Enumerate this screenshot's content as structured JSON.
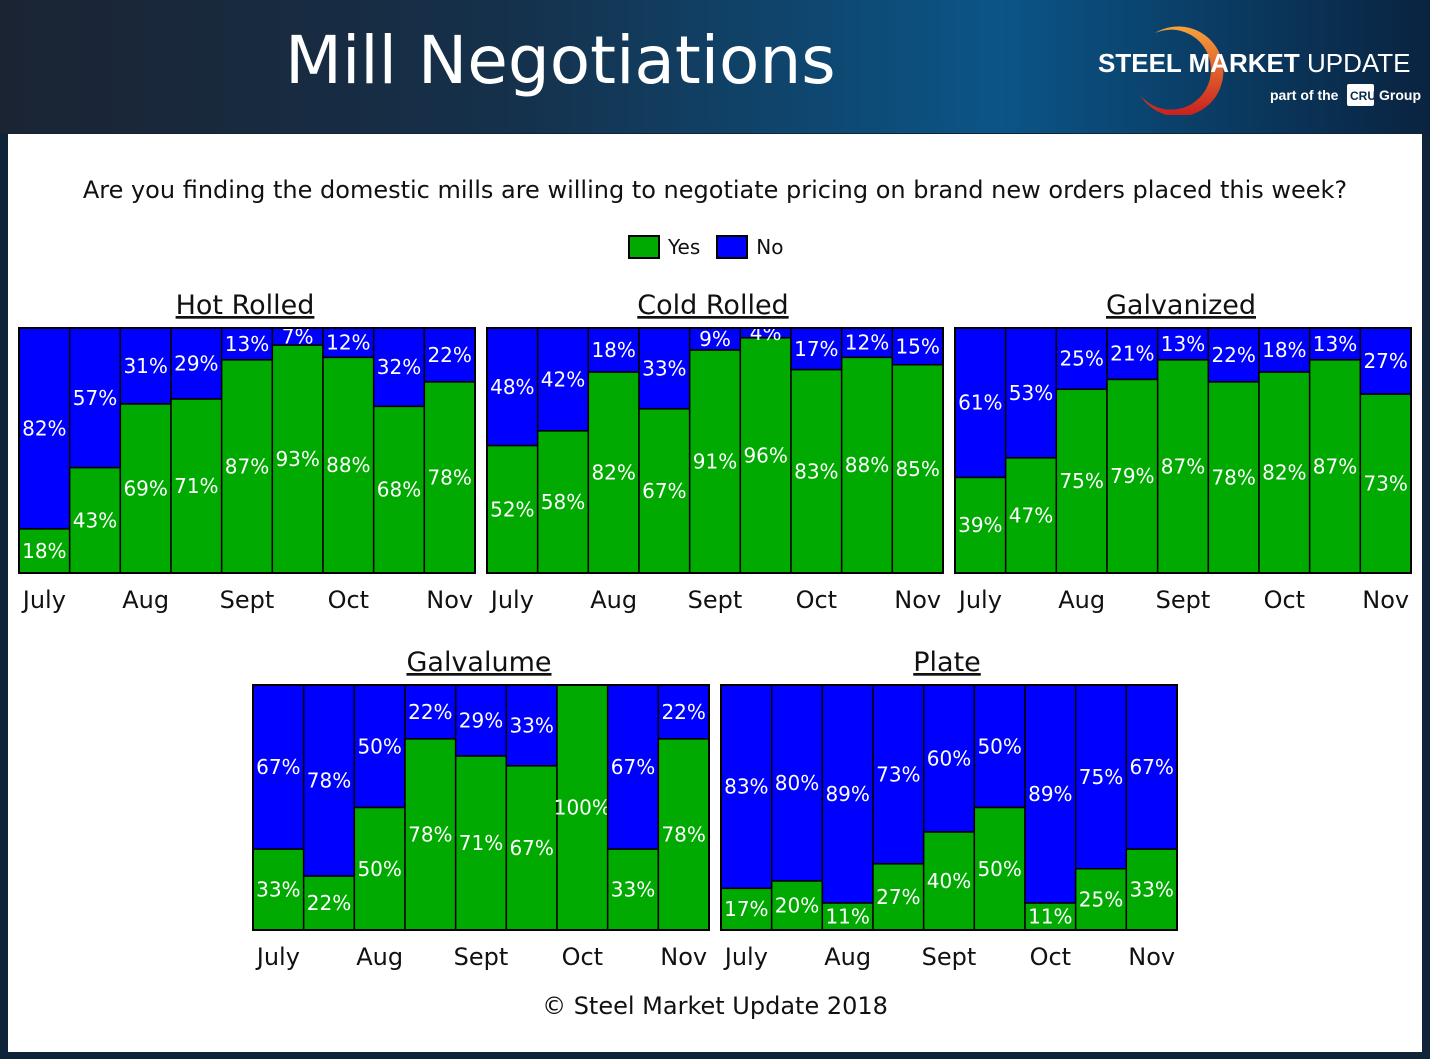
{
  "header": {
    "title": "Mill Negotiations",
    "logo": {
      "brand_bold": "STEEL MARKET",
      "brand_light": " UPDATE",
      "tagline_pre": "part of the",
      "tagline_box": "CRU",
      "tagline_post": "Group"
    }
  },
  "question": "Are you finding the domestic mills are willing to negotiate pricing on brand new orders placed this week?",
  "legend": [
    {
      "label": "Yes",
      "color": "#00aa00"
    },
    {
      "label": "No",
      "color": "#0000ff"
    }
  ],
  "footer": "© Steel Market Update 2018",
  "chart_data": [
    {
      "type": "bar",
      "stacked": "100%",
      "title": "Hot Rolled",
      "tick_labels": [
        "July",
        "",
        "Aug",
        "",
        "Sept",
        "",
        "Oct",
        "",
        "Nov"
      ],
      "series": [
        {
          "name": "Yes",
          "values": [
            18,
            43,
            69,
            71,
            87,
            93,
            88,
            68,
            78
          ]
        },
        {
          "name": "No",
          "values": [
            82,
            57,
            31,
            29,
            13,
            7,
            12,
            32,
            22
          ]
        }
      ]
    },
    {
      "type": "bar",
      "stacked": "100%",
      "title": "Cold Rolled",
      "tick_labels": [
        "July",
        "",
        "Aug",
        "",
        "Sept",
        "",
        "Oct",
        "",
        "Nov"
      ],
      "series": [
        {
          "name": "Yes",
          "values": [
            52,
            58,
            82,
            67,
            91,
            96,
            83,
            88,
            85
          ]
        },
        {
          "name": "No",
          "values": [
            48,
            42,
            18,
            33,
            9,
            4,
            17,
            12,
            15
          ]
        }
      ]
    },
    {
      "type": "bar",
      "stacked": "100%",
      "title": "Galvanized",
      "tick_labels": [
        "July",
        "",
        "Aug",
        "",
        "Sept",
        "",
        "Oct",
        "",
        "Nov"
      ],
      "series": [
        {
          "name": "Yes",
          "values": [
            39,
            47,
            75,
            79,
            87,
            78,
            82,
            87,
            73
          ]
        },
        {
          "name": "No",
          "values": [
            61,
            53,
            25,
            21,
            13,
            22,
            18,
            13,
            27
          ]
        }
      ]
    },
    {
      "type": "bar",
      "stacked": "100%",
      "title": "Galvalume",
      "tick_labels": [
        "July",
        "",
        "Aug",
        "",
        "Sept",
        "",
        "Oct",
        "",
        "Nov"
      ],
      "series": [
        {
          "name": "Yes",
          "values": [
            33,
            22,
            50,
            78,
            71,
            67,
            100,
            33,
            78
          ]
        },
        {
          "name": "No",
          "values": [
            67,
            78,
            50,
            22,
            29,
            33,
            0,
            67,
            22
          ]
        }
      ]
    },
    {
      "type": "bar",
      "stacked": "100%",
      "title": "Plate",
      "tick_labels": [
        "July",
        "",
        "Aug",
        "",
        "Sept",
        "",
        "Oct",
        "",
        "Nov"
      ],
      "series": [
        {
          "name": "Yes",
          "values": [
            17,
            20,
            11,
            27,
            40,
            50,
            11,
            25,
            33
          ]
        },
        {
          "name": "No",
          "values": [
            83,
            80,
            89,
            73,
            60,
            50,
            89,
            75,
            67
          ]
        }
      ]
    }
  ]
}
☆ ☆ ☆
AIM
Track down all lines above with the string "this" and copy them.

COMPLETE ANSWER
Enumerate this screenshot's content as structured JSON.
  "question": "Are you finding the domestic mills are willing to negotiate pricing on brand new orders placed this week?",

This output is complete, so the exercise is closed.